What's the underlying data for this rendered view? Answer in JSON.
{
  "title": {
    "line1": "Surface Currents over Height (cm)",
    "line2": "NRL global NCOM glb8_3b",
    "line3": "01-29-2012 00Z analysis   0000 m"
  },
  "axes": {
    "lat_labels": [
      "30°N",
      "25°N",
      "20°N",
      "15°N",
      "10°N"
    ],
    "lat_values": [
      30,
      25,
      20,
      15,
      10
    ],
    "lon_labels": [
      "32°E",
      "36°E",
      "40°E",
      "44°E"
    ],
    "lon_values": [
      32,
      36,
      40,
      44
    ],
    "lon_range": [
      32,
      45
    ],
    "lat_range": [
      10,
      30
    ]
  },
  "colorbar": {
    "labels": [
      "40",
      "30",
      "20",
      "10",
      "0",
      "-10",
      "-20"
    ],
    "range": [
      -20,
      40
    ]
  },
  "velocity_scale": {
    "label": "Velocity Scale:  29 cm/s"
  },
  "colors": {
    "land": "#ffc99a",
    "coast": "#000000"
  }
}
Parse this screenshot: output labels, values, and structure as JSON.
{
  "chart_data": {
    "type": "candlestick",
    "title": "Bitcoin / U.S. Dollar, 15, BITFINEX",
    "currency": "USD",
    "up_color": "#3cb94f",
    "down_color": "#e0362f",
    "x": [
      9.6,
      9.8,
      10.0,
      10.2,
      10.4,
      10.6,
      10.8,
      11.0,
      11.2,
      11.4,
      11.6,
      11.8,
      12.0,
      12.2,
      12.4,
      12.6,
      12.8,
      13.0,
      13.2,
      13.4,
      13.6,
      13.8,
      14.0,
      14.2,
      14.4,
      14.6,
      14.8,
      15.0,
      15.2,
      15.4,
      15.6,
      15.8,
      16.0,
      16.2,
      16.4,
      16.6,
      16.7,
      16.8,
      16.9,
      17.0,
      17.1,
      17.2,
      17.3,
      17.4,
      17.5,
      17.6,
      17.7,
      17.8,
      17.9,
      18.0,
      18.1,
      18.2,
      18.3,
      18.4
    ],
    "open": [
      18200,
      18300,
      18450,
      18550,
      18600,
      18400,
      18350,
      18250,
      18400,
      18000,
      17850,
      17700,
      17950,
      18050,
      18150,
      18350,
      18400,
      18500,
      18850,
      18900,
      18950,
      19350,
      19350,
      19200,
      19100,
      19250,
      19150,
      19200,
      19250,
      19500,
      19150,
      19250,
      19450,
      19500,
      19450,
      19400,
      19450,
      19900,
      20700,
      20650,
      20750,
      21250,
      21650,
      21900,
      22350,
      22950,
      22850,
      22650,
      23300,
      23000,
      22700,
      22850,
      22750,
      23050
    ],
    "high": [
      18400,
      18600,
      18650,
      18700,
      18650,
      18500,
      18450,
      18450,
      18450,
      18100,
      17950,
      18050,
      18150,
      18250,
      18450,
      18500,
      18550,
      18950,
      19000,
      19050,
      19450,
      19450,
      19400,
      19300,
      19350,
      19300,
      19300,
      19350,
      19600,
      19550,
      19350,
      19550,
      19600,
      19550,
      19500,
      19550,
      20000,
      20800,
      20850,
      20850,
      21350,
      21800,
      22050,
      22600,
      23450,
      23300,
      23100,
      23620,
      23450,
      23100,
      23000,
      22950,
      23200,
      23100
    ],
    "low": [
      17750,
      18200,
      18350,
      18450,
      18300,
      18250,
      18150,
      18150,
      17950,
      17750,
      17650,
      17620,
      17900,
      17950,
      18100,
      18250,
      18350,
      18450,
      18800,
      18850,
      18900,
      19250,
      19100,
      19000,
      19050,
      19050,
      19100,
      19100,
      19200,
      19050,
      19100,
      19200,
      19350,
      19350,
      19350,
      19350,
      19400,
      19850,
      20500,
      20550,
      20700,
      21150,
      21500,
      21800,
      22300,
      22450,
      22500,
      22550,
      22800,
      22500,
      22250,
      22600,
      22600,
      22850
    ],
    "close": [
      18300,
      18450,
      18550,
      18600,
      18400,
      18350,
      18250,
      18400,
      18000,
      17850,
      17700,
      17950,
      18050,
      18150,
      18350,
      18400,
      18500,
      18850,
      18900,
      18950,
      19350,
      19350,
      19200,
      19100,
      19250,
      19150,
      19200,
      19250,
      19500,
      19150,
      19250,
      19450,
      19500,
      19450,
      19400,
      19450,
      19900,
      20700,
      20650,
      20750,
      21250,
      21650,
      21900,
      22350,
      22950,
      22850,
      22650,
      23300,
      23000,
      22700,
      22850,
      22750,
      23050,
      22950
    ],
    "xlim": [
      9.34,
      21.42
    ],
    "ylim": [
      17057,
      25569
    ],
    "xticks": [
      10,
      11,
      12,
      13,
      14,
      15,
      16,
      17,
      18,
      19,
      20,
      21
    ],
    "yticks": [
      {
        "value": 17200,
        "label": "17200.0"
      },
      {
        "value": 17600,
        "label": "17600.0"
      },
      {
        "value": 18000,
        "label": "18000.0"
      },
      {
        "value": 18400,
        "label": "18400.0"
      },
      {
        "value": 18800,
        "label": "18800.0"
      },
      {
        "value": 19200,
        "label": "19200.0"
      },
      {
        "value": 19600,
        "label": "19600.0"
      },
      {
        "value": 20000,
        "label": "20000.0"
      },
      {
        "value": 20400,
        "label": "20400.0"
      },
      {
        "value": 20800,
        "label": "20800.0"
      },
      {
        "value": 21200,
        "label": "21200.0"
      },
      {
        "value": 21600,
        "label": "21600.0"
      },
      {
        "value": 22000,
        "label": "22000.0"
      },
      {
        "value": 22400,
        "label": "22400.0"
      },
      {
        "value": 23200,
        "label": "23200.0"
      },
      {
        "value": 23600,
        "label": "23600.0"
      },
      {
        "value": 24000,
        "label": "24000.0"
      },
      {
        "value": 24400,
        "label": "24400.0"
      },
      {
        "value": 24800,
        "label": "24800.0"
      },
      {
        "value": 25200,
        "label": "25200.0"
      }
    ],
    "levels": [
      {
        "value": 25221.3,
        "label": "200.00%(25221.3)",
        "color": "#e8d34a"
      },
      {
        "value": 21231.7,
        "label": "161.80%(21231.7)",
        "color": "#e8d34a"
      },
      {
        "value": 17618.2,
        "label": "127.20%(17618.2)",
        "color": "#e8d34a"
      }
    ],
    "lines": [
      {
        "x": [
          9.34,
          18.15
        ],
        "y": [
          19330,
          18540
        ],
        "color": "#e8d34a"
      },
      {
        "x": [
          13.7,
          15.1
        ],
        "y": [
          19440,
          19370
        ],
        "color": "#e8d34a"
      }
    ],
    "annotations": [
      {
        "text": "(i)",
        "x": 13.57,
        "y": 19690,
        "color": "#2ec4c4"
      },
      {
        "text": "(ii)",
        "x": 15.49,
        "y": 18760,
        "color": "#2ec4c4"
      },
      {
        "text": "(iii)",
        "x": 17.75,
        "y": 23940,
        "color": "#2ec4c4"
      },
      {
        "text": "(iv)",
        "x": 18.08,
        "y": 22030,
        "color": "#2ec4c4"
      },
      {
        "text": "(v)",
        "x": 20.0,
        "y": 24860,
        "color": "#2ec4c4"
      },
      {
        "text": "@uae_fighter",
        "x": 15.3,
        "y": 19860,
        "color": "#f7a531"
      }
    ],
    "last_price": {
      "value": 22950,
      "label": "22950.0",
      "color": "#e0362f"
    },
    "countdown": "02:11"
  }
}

------------------------------------------------------------------------

Locate the word "this" in the records above, and return each line that has it.

What's the underlying data for this rendered view? Answer in JSON.
Parse this screenshot: output labels, values, and structure as JSON.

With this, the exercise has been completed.